__Exercise objective__.
Find how many lines contain the word "dropdown" and state that number alone.
....
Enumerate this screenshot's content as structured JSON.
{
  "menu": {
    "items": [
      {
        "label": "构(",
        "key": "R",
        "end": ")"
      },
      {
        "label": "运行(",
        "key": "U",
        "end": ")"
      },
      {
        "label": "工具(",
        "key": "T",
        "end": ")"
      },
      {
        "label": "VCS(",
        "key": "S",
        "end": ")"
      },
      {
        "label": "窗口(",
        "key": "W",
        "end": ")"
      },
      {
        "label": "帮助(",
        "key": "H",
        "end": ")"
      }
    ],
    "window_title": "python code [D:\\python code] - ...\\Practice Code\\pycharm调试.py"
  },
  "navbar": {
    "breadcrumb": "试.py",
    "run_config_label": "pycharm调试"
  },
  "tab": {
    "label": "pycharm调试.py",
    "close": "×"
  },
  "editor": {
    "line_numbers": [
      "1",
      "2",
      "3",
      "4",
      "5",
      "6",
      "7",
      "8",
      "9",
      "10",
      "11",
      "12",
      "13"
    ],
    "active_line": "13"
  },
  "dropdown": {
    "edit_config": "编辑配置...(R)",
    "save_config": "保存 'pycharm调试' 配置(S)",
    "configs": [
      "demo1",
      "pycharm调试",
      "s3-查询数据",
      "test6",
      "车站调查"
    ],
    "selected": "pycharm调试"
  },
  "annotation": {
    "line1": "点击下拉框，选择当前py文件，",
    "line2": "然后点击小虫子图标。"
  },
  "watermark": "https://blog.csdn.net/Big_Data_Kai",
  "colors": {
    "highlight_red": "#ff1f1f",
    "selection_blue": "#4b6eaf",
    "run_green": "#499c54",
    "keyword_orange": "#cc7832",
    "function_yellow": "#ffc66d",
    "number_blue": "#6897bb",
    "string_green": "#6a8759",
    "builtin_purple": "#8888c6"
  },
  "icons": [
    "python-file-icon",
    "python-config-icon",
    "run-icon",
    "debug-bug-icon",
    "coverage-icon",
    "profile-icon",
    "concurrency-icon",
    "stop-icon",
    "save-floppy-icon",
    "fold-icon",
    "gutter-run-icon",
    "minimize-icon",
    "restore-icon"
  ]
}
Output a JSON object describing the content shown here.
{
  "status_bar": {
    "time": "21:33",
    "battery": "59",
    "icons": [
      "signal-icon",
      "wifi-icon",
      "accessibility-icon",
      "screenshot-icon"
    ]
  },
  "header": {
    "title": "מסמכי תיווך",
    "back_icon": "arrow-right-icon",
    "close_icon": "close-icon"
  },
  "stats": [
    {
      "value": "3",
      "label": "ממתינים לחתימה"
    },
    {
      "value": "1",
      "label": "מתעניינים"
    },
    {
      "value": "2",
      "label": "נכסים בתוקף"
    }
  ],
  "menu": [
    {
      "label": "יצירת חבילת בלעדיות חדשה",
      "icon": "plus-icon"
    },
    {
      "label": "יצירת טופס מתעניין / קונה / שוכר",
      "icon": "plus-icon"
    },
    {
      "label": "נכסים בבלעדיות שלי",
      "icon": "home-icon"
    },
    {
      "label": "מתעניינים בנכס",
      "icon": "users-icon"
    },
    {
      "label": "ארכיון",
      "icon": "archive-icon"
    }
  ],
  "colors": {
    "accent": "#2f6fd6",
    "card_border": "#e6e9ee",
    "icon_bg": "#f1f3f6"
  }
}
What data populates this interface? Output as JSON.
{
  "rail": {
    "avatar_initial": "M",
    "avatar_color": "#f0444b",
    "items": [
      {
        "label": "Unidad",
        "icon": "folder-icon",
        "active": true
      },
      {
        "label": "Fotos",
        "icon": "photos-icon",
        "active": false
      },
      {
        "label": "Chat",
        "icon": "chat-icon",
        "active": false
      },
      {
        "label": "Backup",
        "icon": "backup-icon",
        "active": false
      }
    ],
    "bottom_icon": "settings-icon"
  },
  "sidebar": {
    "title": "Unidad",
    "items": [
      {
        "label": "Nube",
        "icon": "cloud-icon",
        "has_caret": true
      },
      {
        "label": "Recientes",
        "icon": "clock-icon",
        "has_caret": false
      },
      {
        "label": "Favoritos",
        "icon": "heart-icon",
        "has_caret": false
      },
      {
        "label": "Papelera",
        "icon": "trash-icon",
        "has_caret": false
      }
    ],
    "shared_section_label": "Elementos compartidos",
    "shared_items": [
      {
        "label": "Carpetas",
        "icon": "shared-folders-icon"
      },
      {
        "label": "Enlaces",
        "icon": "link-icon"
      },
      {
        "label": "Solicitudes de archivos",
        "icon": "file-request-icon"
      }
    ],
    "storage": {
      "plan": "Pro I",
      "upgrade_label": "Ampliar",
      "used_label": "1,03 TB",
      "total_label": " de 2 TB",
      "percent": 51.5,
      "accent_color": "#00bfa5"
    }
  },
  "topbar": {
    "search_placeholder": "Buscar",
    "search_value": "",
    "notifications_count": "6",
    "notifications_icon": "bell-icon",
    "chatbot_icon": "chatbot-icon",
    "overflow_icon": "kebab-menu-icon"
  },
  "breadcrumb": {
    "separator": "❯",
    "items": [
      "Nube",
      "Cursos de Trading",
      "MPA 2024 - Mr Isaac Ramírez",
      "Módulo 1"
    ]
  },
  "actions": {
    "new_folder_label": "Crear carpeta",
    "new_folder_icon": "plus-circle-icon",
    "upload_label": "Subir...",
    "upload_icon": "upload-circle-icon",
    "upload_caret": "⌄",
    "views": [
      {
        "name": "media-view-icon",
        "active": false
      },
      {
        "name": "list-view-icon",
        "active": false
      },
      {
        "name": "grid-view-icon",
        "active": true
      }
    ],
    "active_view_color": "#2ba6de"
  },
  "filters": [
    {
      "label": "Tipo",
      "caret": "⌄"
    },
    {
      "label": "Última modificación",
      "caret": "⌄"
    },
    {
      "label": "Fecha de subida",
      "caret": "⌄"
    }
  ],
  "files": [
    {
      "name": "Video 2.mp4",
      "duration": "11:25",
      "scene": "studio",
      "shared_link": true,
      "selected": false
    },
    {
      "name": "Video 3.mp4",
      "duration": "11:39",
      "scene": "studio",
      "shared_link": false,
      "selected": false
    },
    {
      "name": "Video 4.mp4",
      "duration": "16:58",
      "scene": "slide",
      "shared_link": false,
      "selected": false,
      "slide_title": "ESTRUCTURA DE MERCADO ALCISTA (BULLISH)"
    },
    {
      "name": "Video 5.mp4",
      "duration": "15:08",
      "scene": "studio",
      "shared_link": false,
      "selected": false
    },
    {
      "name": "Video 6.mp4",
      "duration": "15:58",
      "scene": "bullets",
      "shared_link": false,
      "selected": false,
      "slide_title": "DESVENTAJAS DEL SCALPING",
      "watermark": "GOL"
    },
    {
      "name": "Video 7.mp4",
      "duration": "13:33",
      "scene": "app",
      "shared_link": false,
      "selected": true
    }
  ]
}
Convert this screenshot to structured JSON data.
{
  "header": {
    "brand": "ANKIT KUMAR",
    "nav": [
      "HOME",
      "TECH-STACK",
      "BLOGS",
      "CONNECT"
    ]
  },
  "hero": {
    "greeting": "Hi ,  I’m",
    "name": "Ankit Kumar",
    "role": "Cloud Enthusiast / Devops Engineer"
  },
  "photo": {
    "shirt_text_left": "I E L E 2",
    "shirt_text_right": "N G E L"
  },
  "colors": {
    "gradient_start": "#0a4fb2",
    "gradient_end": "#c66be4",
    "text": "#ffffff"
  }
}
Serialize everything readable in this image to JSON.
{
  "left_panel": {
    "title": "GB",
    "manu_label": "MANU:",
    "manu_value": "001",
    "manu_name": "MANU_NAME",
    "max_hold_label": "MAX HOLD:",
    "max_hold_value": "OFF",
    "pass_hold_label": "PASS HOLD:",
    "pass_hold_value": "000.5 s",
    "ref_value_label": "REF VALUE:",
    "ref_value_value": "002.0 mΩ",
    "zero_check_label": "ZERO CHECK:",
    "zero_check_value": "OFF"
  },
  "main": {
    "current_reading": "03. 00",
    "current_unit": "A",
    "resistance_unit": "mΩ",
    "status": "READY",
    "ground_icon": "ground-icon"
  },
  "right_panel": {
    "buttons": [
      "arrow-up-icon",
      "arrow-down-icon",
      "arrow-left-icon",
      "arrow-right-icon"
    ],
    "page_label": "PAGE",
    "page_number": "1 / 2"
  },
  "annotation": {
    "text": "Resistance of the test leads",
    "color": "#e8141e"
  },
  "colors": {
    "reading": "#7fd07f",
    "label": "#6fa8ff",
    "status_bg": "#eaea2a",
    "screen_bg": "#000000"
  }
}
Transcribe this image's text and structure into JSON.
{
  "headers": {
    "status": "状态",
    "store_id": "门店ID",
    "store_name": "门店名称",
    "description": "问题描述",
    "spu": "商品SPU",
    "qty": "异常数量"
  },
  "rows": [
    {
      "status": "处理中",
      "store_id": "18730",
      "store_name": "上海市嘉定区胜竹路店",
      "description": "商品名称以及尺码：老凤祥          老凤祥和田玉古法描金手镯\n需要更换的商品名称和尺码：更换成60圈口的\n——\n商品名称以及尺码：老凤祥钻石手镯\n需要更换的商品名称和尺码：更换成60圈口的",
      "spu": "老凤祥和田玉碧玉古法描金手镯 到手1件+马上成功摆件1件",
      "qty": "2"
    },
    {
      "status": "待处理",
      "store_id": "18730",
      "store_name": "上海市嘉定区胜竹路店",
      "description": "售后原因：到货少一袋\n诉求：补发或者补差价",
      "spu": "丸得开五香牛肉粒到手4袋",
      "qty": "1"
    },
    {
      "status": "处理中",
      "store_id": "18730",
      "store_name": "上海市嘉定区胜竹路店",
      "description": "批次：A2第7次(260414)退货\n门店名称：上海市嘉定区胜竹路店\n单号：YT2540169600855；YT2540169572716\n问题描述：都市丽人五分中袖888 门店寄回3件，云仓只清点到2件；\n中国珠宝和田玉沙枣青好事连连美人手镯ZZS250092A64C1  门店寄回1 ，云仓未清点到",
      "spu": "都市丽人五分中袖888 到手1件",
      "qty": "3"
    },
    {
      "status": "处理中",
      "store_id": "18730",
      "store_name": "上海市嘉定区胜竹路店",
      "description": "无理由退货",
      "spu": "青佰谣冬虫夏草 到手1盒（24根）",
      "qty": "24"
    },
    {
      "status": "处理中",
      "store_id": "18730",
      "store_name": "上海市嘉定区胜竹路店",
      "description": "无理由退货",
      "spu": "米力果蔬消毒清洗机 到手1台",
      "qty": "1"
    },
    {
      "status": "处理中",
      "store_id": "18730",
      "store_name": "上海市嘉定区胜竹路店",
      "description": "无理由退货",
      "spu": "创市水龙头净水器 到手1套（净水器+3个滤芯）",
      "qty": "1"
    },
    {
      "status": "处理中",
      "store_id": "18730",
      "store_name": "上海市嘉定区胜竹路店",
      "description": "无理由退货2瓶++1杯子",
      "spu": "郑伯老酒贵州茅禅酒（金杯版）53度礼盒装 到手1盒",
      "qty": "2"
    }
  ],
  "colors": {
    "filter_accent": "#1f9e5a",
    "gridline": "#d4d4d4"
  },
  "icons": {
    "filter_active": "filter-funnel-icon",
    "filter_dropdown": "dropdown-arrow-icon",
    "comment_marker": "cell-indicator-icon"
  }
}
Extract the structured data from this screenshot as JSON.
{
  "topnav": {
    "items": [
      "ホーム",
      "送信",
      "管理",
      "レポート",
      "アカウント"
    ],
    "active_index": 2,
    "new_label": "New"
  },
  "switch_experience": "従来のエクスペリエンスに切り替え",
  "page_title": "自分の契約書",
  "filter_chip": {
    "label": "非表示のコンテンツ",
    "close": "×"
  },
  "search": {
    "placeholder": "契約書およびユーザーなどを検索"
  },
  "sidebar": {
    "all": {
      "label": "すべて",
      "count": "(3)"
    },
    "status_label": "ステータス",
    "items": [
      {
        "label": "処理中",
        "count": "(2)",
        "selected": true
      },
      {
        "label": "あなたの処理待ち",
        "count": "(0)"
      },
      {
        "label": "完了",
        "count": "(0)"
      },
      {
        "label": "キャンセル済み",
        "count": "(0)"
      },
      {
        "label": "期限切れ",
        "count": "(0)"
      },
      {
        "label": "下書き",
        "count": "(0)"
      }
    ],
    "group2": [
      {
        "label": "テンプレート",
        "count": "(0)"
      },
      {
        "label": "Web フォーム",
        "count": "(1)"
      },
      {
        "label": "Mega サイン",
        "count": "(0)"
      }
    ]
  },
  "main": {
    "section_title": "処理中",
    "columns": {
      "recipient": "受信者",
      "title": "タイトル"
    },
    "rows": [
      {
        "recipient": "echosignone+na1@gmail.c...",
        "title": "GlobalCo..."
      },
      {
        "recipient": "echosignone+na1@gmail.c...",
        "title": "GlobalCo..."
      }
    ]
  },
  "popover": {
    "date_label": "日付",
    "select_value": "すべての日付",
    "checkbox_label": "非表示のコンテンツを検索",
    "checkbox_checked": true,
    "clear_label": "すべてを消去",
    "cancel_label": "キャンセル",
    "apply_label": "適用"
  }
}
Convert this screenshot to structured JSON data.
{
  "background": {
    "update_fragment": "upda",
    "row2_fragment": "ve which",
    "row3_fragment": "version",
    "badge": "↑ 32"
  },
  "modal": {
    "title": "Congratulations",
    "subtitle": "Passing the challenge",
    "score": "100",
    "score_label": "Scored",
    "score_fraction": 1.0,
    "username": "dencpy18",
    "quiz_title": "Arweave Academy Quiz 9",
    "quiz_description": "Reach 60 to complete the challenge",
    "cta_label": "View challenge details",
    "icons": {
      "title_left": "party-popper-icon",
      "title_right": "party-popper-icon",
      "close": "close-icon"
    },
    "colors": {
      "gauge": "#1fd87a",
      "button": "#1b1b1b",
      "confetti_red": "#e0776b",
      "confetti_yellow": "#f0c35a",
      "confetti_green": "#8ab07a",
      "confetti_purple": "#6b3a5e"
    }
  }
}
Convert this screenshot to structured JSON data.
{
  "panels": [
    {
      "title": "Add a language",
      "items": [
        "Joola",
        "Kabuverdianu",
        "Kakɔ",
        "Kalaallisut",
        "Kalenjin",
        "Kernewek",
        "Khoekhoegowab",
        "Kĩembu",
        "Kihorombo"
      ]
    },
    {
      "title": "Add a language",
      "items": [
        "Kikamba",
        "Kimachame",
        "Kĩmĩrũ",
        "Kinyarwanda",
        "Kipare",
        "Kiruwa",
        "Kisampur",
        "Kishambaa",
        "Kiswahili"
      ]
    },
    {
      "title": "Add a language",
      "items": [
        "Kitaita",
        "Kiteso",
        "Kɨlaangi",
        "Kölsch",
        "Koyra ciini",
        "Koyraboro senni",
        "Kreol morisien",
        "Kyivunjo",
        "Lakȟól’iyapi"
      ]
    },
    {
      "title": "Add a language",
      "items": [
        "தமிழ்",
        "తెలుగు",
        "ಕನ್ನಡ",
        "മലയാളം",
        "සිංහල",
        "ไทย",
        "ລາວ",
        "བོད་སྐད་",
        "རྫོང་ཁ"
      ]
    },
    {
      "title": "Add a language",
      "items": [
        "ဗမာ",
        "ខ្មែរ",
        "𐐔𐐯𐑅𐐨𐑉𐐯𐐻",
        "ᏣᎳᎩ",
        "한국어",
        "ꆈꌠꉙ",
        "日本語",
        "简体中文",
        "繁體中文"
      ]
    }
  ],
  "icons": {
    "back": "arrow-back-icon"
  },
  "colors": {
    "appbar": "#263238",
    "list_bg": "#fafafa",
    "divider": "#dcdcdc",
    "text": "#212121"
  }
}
....
__Reply to the exercise__.
2